Print every line of the items below word for word, leaving out the pictures.
— START Records to process —
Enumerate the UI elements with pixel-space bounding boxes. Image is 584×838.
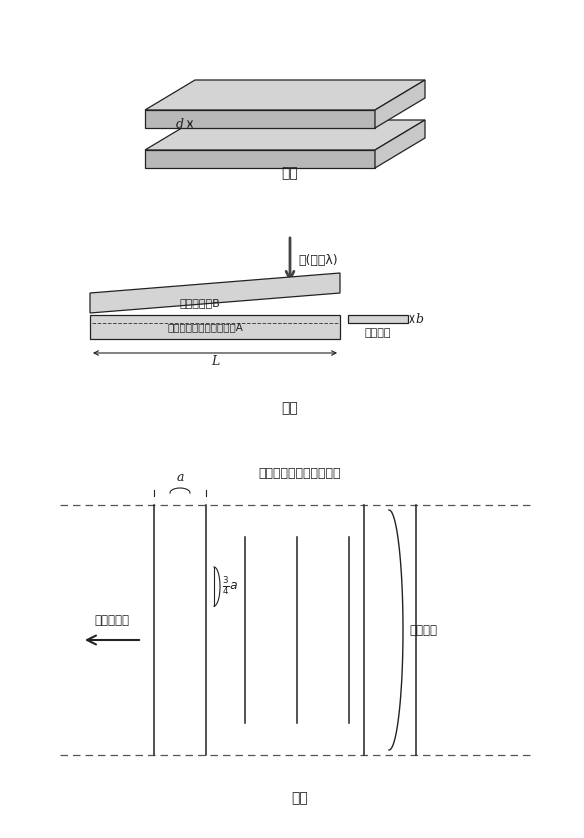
Text: 図２: 図２ [281,401,298,415]
Text: 光(波長λ): 光(波長λ) [298,254,338,266]
Text: 溝が彫られた平板ガラスA: 溝が彫られた平板ガラスA [167,322,243,332]
Text: $\frac{3}{4}a$: $\frac{3}{4}a$ [222,576,238,597]
Text: フィルム: フィルム [365,328,391,338]
Text: a: a [176,471,184,484]
Polygon shape [348,315,408,323]
Text: L: L [211,355,219,368]
Text: 干渉縞の一部を描いた図: 干渉縞の一部を描いた図 [259,467,341,480]
Text: d: d [176,117,184,131]
Polygon shape [145,80,425,110]
Polygon shape [145,110,375,128]
Text: 平板ガラスB: 平板ガラスB [180,298,220,308]
Text: 図１: 図１ [281,166,298,180]
Polygon shape [90,273,340,313]
Polygon shape [90,315,340,339]
Polygon shape [375,120,425,168]
Polygon shape [145,120,425,150]
Text: 図３: 図３ [291,791,308,805]
Text: 溝の部分: 溝の部分 [409,623,437,637]
Polygon shape [375,80,425,128]
Polygon shape [145,150,375,168]
Text: b: b [415,313,423,325]
Text: 斜面下方向: 斜面下方向 [95,614,130,627]
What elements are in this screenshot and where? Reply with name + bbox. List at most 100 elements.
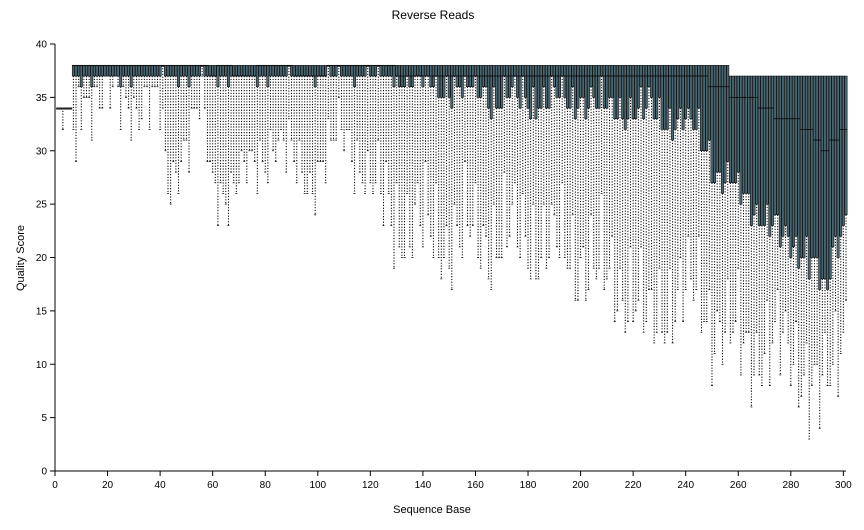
— END Records to process —
■ Solved problem:
Enumerate the UI elements with pixel-space bounding boxes. Image is 584×838.
Text: 図２: 図２ [281,401,298,415]
Text: 光(波長λ): 光(波長λ) [298,254,338,266]
Text: 溝が彫られた平板ガラスA: 溝が彫られた平板ガラスA [167,322,243,332]
Text: $\frac{3}{4}a$: $\frac{3}{4}a$ [222,576,238,597]
Text: フィルム: フィルム [365,328,391,338]
Text: a: a [176,471,184,484]
Polygon shape [348,315,408,323]
Text: L: L [211,355,219,368]
Text: 干渉縞の一部を描いた図: 干渉縞の一部を描いた図 [259,467,341,480]
Text: d: d [176,117,184,131]
Polygon shape [145,80,425,110]
Polygon shape [145,110,375,128]
Text: 平板ガラスB: 平板ガラスB [180,298,220,308]
Text: 図１: 図１ [281,166,298,180]
Polygon shape [90,273,340,313]
Polygon shape [90,315,340,339]
Polygon shape [375,120,425,168]
Polygon shape [145,120,425,150]
Text: 図３: 図３ [291,791,308,805]
Text: 溝の部分: 溝の部分 [409,623,437,637]
Polygon shape [375,80,425,128]
Polygon shape [145,150,375,168]
Text: b: b [415,313,423,325]
Text: 斜面下方向: 斜面下方向 [95,614,130,627]
What elements are in this screenshot and where? Reply with name + bbox. List at most 100 elements.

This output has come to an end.